======== ENTRIES SHOWN ========

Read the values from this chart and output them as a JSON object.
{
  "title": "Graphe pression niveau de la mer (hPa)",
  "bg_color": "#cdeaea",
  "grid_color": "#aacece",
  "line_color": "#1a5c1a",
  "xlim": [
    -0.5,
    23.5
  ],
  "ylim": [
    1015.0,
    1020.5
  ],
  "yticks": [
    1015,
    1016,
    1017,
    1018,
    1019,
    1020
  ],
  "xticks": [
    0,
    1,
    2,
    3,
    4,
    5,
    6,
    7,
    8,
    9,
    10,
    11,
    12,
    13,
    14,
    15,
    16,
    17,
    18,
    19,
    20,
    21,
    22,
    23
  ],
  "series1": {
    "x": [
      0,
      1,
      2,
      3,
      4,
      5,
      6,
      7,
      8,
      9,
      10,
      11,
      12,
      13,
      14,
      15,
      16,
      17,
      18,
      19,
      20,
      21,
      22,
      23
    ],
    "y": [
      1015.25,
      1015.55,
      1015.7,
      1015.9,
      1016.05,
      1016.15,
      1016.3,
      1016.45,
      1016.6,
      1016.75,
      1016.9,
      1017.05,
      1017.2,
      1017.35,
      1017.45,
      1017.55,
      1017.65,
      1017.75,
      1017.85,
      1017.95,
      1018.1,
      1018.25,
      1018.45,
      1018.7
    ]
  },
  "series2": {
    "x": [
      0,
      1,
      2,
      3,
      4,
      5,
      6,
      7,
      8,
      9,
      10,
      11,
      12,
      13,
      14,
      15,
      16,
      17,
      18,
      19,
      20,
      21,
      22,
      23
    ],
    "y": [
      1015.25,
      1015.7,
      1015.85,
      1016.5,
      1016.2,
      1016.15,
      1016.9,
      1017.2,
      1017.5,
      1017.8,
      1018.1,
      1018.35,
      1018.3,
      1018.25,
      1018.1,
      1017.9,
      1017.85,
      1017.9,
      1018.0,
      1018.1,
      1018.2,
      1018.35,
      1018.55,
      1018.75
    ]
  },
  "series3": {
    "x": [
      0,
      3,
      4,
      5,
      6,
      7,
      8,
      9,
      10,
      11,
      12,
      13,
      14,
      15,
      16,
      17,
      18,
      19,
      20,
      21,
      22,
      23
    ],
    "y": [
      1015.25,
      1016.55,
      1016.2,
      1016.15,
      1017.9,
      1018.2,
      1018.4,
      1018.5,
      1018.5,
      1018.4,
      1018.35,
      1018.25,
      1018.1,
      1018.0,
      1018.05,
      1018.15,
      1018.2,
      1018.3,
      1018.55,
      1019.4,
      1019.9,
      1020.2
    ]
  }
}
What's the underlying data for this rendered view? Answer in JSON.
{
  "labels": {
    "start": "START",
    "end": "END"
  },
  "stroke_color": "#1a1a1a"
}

========

REQUIREMENT:
Type the material above out again, exactly.

RESULT:
Read the values from this chart and output them as a JSON object.
{
  "title": "Graphe pression niveau de la mer (hPa)",
  "bg_color": "#cdeaea",
  "grid_color": "#aacece",
  "line_color": "#1a5c1a",
  "xlim": [
    -0.5,
    23.5
  ],
  "ylim": [
    1015.0,
    1020.5
  ],
  "yticks": [
    1015,
    1016,
    1017,
    1018,
    1019,
    1020
  ],
  "xticks": [
    0,
    1,
    2,
    3,
    4,
    5,
    6,
    7,
    8,
    9,
    10,
    11,
    12,
    13,
    14,
    15,
    16,
    17,
    18,
    19,
    20,
    21,
    22,
    23
  ],
  "series1": {
    "x": [
      0,
      1,
      2,
      3,
      4,
      5,
      6,
      7,
      8,
      9,
      10,
      11,
      12,
      13,
      14,
      15,
      16,
      17,
      18,
      19,
      20,
      21,
      22,
      23
    ],
    "y": [
      1015.25,
      1015.55,
      1015.7,
      1015.9,
      1016.05,
      1016.15,
      1016.3,
      1016.45,
      1016.6,
      1016.75,
      1016.9,
      1017.05,
      1017.2,
      1017.35,
      1017.45,
      1017.55,
      1017.65,
      1017.75,
      1017.85,
      1017.95,
      1018.1,
      1018.25,
      1018.45,
      1018.7
    ]
  },
  "series2": {
    "x": [
      0,
      1,
      2,
      3,
      4,
      5,
      6,
      7,
      8,
      9,
      10,
      11,
      12,
      13,
      14,
      15,
      16,
      17,
      18,
      19,
      20,
      21,
      22,
      23
    ],
    "y": [
      1015.25,
      1015.7,
      1015.85,
      1016.5,
      1016.2,
      1016.15,
      1016.9,
      1017.2,
      1017.5,
      1017.8,
      1018.1,
      1018.35,
      1018.3,
      1018.25,
      1018.1,
      1017.9,
      1017.85,
      1017.9,
      1018.0,
      1018.1,
      1018.2,
      1018.35,
      1018.55,
      1018.75
    ]
  },
  "series3": {
    "x": [
      0,
      3,
      4,
      5,
      6,
      7,
      8,
      9,
      10,
      11,
      12,
      13,
      14,
      15,
      16,
      17,
      18,
      19,
      20,
      21,
      22,
      23
    ],
    "y": [
      1015.25,
      1016.55,
      1016.2,
      1016.15,
      1017.9,
      1018.2,
      1018.4,
      1018.5,
      1018.5,
      1018.4,
      1018.35,
      1018.25,
      1018.1,
      1018.0,
      1018.05,
      1018.15,
      1018.2,
      1018.3,
      1018.55,
      1019.4,
      1019.9,
      1020.2
    ]
  }
}
What's the underlying data for this rendered view? Answer in JSON.
{
  "labels": {
    "start": "START",
    "end": "END"
  },
  "stroke_color": "#1a1a1a"
}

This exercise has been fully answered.